INSTRUÇÕES DO EXERCÍCIO: Extraia do material, sem alterar nada, a linha que contém "y-tick-label: 0.4 [78,513,110,537]" e todas as seguintes até a que contém "x-tick-label: 2 [266,854,279,878]", incluindo as duas. Não copie nenhuma outra linha.

(Linhas de dados)
╭──
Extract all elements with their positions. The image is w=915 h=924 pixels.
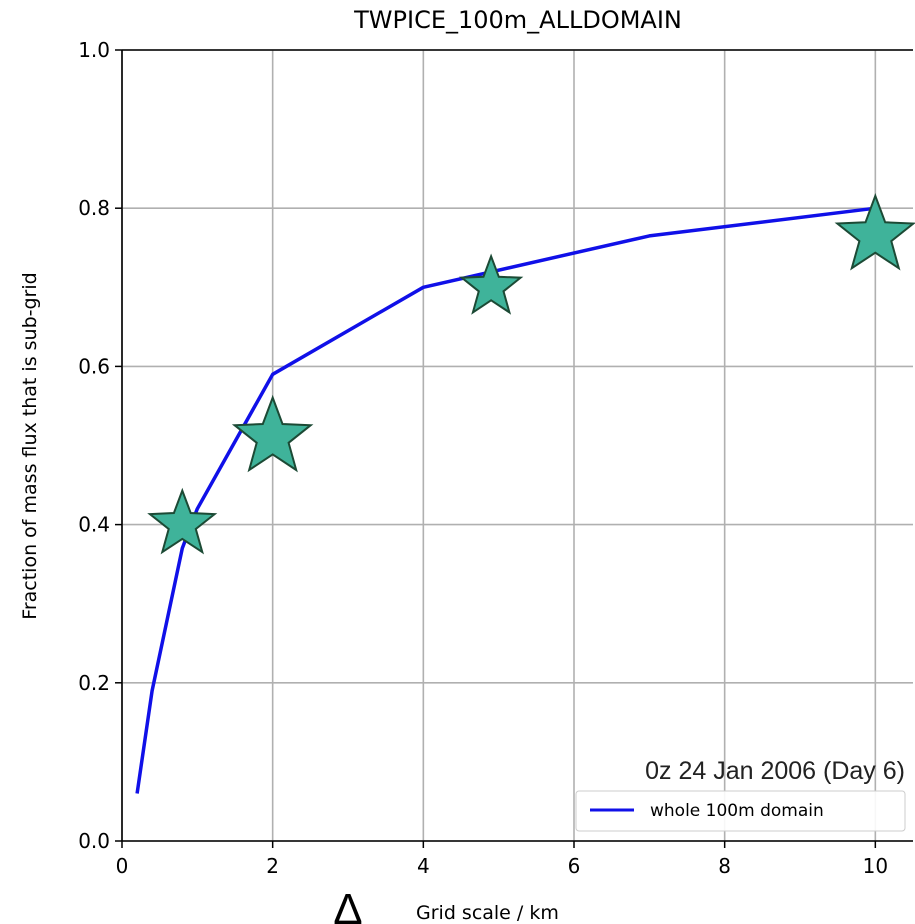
y-tick-label: 0.4 [78,513,110,537]
grid-lines [121,49,913,842]
y-tick-label: 0.0 [78,829,110,853]
y-axis-label: Fraction of mass flux that is sub-grid [19,272,41,619]
axes [115,49,913,848]
x-tick-label: 10 [863,854,888,878]
x-tick-label: 2 [266,854,279,878]
date-annotation: 0z 24 Jan 2006 (Day 6) [645,757,905,785]
tick-labels: 0 2 4 6 8 10 0.0 0.2 0.4 0.6 0.8 1.0 [78,38,888,878]
x-axis-symbol: Δ [333,885,362,924]
star-marker [231,394,314,473]
y-tick-label: 1.0 [78,38,110,62]
star-marker [458,253,524,315]
legend-box [575,790,906,832]
x-tick-label: 4 [417,854,430,878]
legend-label: whole 100m domain [650,801,824,821]
star-marker [834,193,915,271]
y-tick-label: 0.2 [78,671,110,695]
y-tick-label: 0.6 [78,354,110,378]
x-tick-label: 8 [718,854,731,878]
series-line-whole-100m-domain [135,206,876,794]
star-marker [147,487,218,555]
legend: whole 100m domain [575,790,906,832]
series-lines [135,206,876,794]
y-tick-label: 0.8 [78,196,110,220]
x-tick-label: 0 [116,854,129,878]
star-markers [147,193,915,555]
x-tick-label: 6 [568,854,581,878]
x-axis-label: Grid scale / km [416,902,559,924]
chart-title: TWPICE_100m_ALLDOMAIN [353,6,682,34]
╰──
RESULTADO ABAIXO:
y-tick-label: 0.4 [78,513,110,537]
grid-lines [121,49,913,842]
y-tick-label: 0.0 [78,829,110,853]
y-axis-label: Fraction of mass flux that is sub-grid [19,272,41,619]
axes [115,49,913,848]
x-tick-label: 10 [863,854,888,878]
x-tick-label: 2 [266,854,279,878]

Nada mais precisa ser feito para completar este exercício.